Medusaランサムウェアとサイバー犯罪エコシステム

2025年2月25日、Christine Barry
ギリシャ神話に登場するメデューサは、アテナの呪いによって美しい女性から翼のある蛇の頭を持つ怪物に変身したと言われています。彼女は、その顔を見上げた者を石に変える力から、『怪物』でありながら『守護者』とも呼ばれています。彼女は、しばしば断片的に語られる巨大な物語の魅力的なキャラクターです。
ランサムウェアグループは、自身を強大で力強い存在に見せるためのアイデンティティを採用する傾向があります。このグループが2022年末にMedusaランサムウェアとして登場した際、その意図も同様だったかもしれません。このグループは2023年からランサムウェアの主要なアクターとして上位10位にランクインし、トヨタ・フィナンシャル・サービスやミネアポリス公立学校区などの著名な被害者を標的としています。メデューサをテーマにしたブランドがそのランサムウェア地下世界の頂点に上り詰めた要因だと考える人はいないでしょうが、サイバー犯罪者がその名前を使うことは否定できません。
* * * * *
■ 作業指示 ■
Medusaランサムウェアについての本文を、一字一句変えずに全文書き写すこと。 エントリは本文とは別の資料である。

■ 抜粋データ ■
* * * * *
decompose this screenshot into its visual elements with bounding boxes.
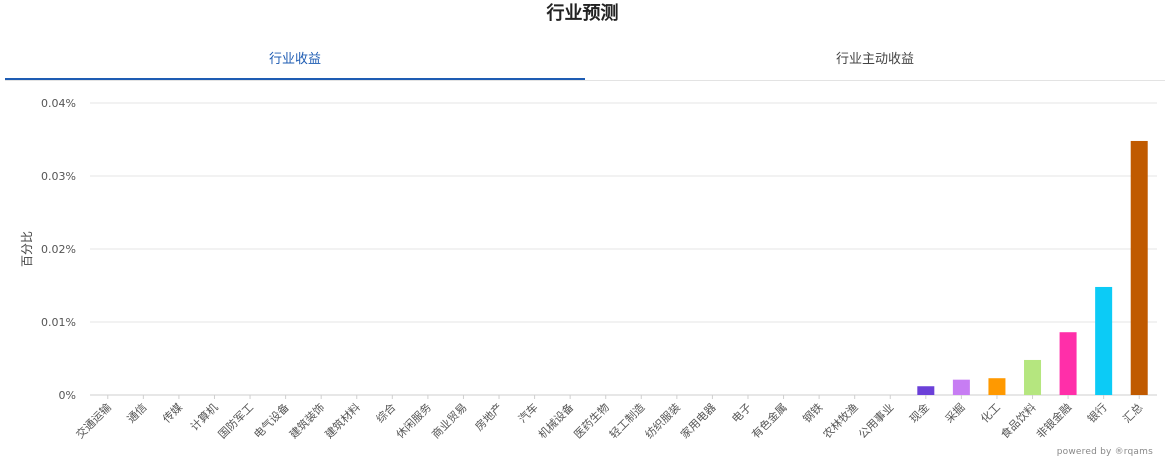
bar-26 (1024, 359, 1042, 395)
x-tick-label: 综合 (373, 400, 398, 425)
y-tick-label: 0.04% (41, 97, 76, 110)
x-tick-label: 化工 (978, 400, 1003, 425)
x-tick-label: 食品饮料 (998, 400, 1039, 441)
x-tick-label: 有色金属 (749, 400, 790, 441)
x-tick-label: 建筑材料 (322, 400, 363, 441)
bar-29 (1130, 140, 1148, 395)
y-tick-label: 0% (59, 389, 76, 402)
y-tick-label: 0.02% (41, 243, 76, 256)
x-tick-label: 轻工制造 (606, 400, 647, 441)
y-axis-label: 百分比 (20, 231, 34, 267)
x-tick-label: 计算机 (187, 400, 220, 433)
tab-bar: 行业收益 行业主动收益 (5, 44, 1165, 81)
x-tick-label: 非银金融 (1033, 400, 1074, 441)
x-tick-label: 钢铁 (800, 401, 825, 426)
bar-25 (988, 378, 1006, 395)
y-tick-label: 0.03% (41, 170, 76, 183)
x-tick-label: 汇总 (1120, 400, 1145, 425)
x-tick-label: 家用电器 (678, 400, 719, 441)
powered-by-label: powered by ®rqams (1056, 447, 1153, 457)
x-tick-label: 传媒 (160, 401, 185, 426)
x-tick-label: 纺织服装 (642, 400, 683, 441)
bar-24 (952, 379, 970, 395)
x-tick-label: 休闲服务 (393, 400, 434, 441)
bar-27 (1059, 332, 1077, 395)
x-tick-label: 国防军工 (215, 400, 256, 441)
x-tick-label: 现金 (906, 400, 931, 425)
tab-industry-return[interactable]: 行业收益 (5, 44, 585, 80)
x-tick-label: 通信 (125, 401, 150, 426)
x-tick-label: 银行 (1084, 400, 1109, 425)
bar-23 (917, 386, 935, 395)
x-tick-label: 公用事业 (856, 401, 896, 441)
bar-28 (1095, 286, 1113, 395)
x-tick-label: 房地产 (472, 400, 505, 433)
tab-industry-active-return[interactable]: 行业主动收益 (835, 52, 914, 67)
page-title: 行业预测 (546, 3, 619, 24)
x-tick-label: 交通运输 (73, 400, 114, 441)
x-tick-label: 采掘 (942, 400, 967, 425)
x-tick-label: 医药生物 (571, 400, 612, 441)
x-tick-label: 商业贸易 (429, 400, 470, 441)
x-tick-label: 农林牧渔 (820, 400, 861, 441)
x-tick-label: 电气设备 (251, 400, 292, 441)
x-tick-label: 机械设备 (535, 400, 576, 441)
x-tick-label: 电子 (729, 401, 754, 426)
y-tick-label: 0.01% (41, 316, 76, 329)
x-tick-label: 汽车 (515, 400, 540, 425)
x-tick-label: 建筑装饰 (286, 400, 327, 441)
* * * * *
■ この問題の解答 ■
Medusaランサムウェアとサイバー犯罪エコシステム

2025年2月25日、Christine Barry
ギリシャ神話に登場するメデューサは、アテナの呪いによって美しい女性から翼のある蛇の頭を持つ怪物に変身したと言われています。彼女は、その顔を見上げた者を石に変える力から、『怪物』でありながら『守護者』とも呼ばれています。彼女は、しばしば断片的に語られる巨大な物語の魅力的なキャラクターです。
ランサムウェアグループは、自身を強大で力強い存在に見せるためのアイデンティティを採用する傾向があります。このグループが2022年末にMedusaランサムウェアとして登場した際、その意図も同様だったかもしれません。このグループは2023年からランサムウェアの主要なアクターとして上位10位にランクインし、トヨタ・フィナンシャル・サービスやミネアポリス公立学校区などの著名な被害者を標的としています。メデューサをテーマにしたブランドがそのランサムウェア地下世界の頂点に上り詰めた要因だと考える人はいないでしょうが、サイバー犯罪者がその名前を使うことは否定できません。